- **What this task involves**: Print all of the entries exactly, minus the pictures.

____________

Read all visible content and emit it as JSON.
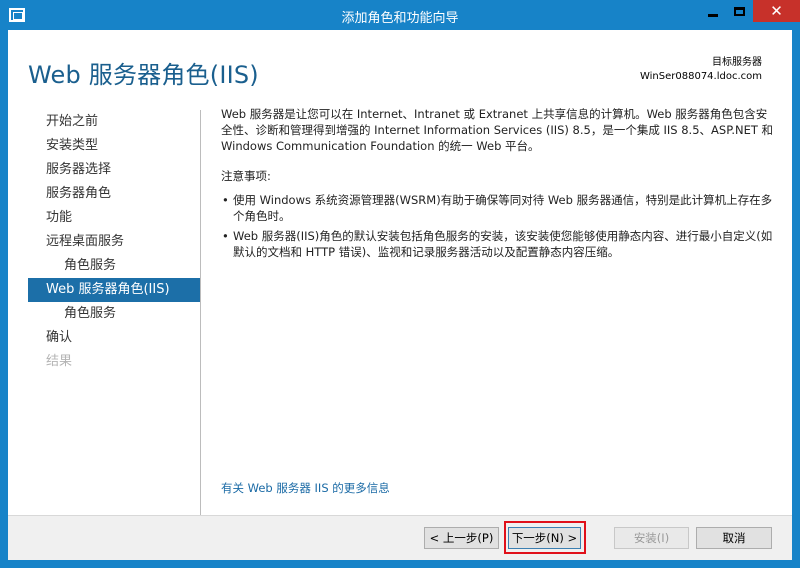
{
  "window": {
    "title": "添加角色和功能向导",
    "close_glyph": "✕"
  },
  "header": {
    "page_title": "Web 服务器角色(IIS)",
    "destination_label": "目标服务器",
    "destination_server": "WinSer088074.ldoc.com"
  },
  "nav": {
    "items": [
      {
        "label": "开始之前",
        "state": "normal"
      },
      {
        "label": "安装类型",
        "state": "normal"
      },
      {
        "label": "服务器选择",
        "state": "normal"
      },
      {
        "label": "服务器角色",
        "state": "normal"
      },
      {
        "label": "功能",
        "state": "normal"
      },
      {
        "label": "远程桌面服务",
        "state": "normal"
      },
      {
        "label": "角色服务",
        "state": "sub"
      },
      {
        "label": "Web 服务器角色(IIS)",
        "state": "active"
      },
      {
        "label": "角色服务",
        "state": "sub"
      },
      {
        "label": "确认",
        "state": "normal"
      },
      {
        "label": "结果",
        "state": "disabled"
      }
    ]
  },
  "main": {
    "intro": "Web 服务器是让您可以在 Internet、Intranet 或 Extranet 上共享信息的计算机。Web 服务器角色包含安全性、诊断和管理得到增强的 Internet Information Services (IIS) 8.5，是一个集成 IIS 8.5、ASP.NET 和 Windows Communication Foundation 的统一 Web 平台。",
    "notes_title": "注意事项:",
    "notes": [
      "使用 Windows 系统资源管理器(WSRM)有助于确保等同对待 Web 服务器通信，特别是此计算机上存在多个角色时。",
      "Web 服务器(IIS)角色的默认安装包括角色服务的安装，该安装使您能够使用静态内容、进行最小自定义(如默认的文档和 HTTP 错误)、监视和记录服务器活动以及配置静态内容压缩。"
    ],
    "more_info_link": "有关 Web 服务器 IIS 的更多信息"
  },
  "buttons": {
    "prev": "< 上一步(P)",
    "next": "下一步(N) >",
    "install": "安装(I)",
    "cancel": "取消"
  },
  "colors": {
    "titlebar": "#1783c8",
    "close": "#c7312a",
    "accent_title": "#1a5f8e",
    "nav_active": "#1c6fa8",
    "highlight": "#e0101a"
  }
}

____________

- **The reply**:
Read all visible content and emit it as JSON.
{
  "window": {
    "title": "添加角色和功能向导",
    "close_glyph": "✕"
  },
  "header": {
    "page_title": "Web 服务器角色(IIS)",
    "destination_label": "目标服务器",
    "destination_server": "WinSer088074.ldoc.com"
  },
  "nav": {
    "items": [
      {
        "label": "开始之前",
        "state": "normal"
      },
      {
        "label": "安装类型",
        "state": "normal"
      },
      {
        "label": "服务器选择",
        "state": "normal"
      },
      {
        "label": "服务器角色",
        "state": "normal"
      },
      {
        "label": "功能",
        "state": "normal"
      },
      {
        "label": "远程桌面服务",
        "state": "normal"
      },
      {
        "label": "角色服务",
        "state": "sub"
      },
      {
        "label": "Web 服务器角色(IIS)",
        "state": "active"
      },
      {
        "label": "角色服务",
        "state": "sub"
      },
      {
        "label": "确认",
        "state": "normal"
      },
      {
        "label": "结果",
        "state": "disabled"
      }
    ]
  },
  "main": {
    "intro": "Web 服务器是让您可以在 Internet、Intranet 或 Extranet 上共享信息的计算机。Web 服务器角色包含安全性、诊断和管理得到增强的 Internet Information Services (IIS) 8.5，是一个集成 IIS 8.5、ASP.NET 和 Windows Communication Foundation 的统一 Web 平台。",
    "notes_title": "注意事项:",
    "notes": [
      "使用 Windows 系统资源管理器(WSRM)有助于确保等同对待 Web 服务器通信，特别是此计算机上存在多个角色时。",
      "Web 服务器(IIS)角色的默认安装包括角色服务的安装，该安装使您能够使用静态内容、进行最小自定义(如默认的文档和 HTTP 错误)、监视和记录服务器活动以及配置静态内容压缩。"
    ],
    "more_info_link": "有关 Web 服务器 IIS 的更多信息"
  },
  "buttons": {
    "prev": "< 上一步(P)",
    "next": "下一步(N) >",
    "install": "安装(I)",
    "cancel": "取消"
  },
  "colors": {
    "titlebar": "#1783c8",
    "close": "#c7312a",
    "accent_title": "#1a5f8e",
    "nav_active": "#1c6fa8",
    "highlight": "#e0101a"
  }
}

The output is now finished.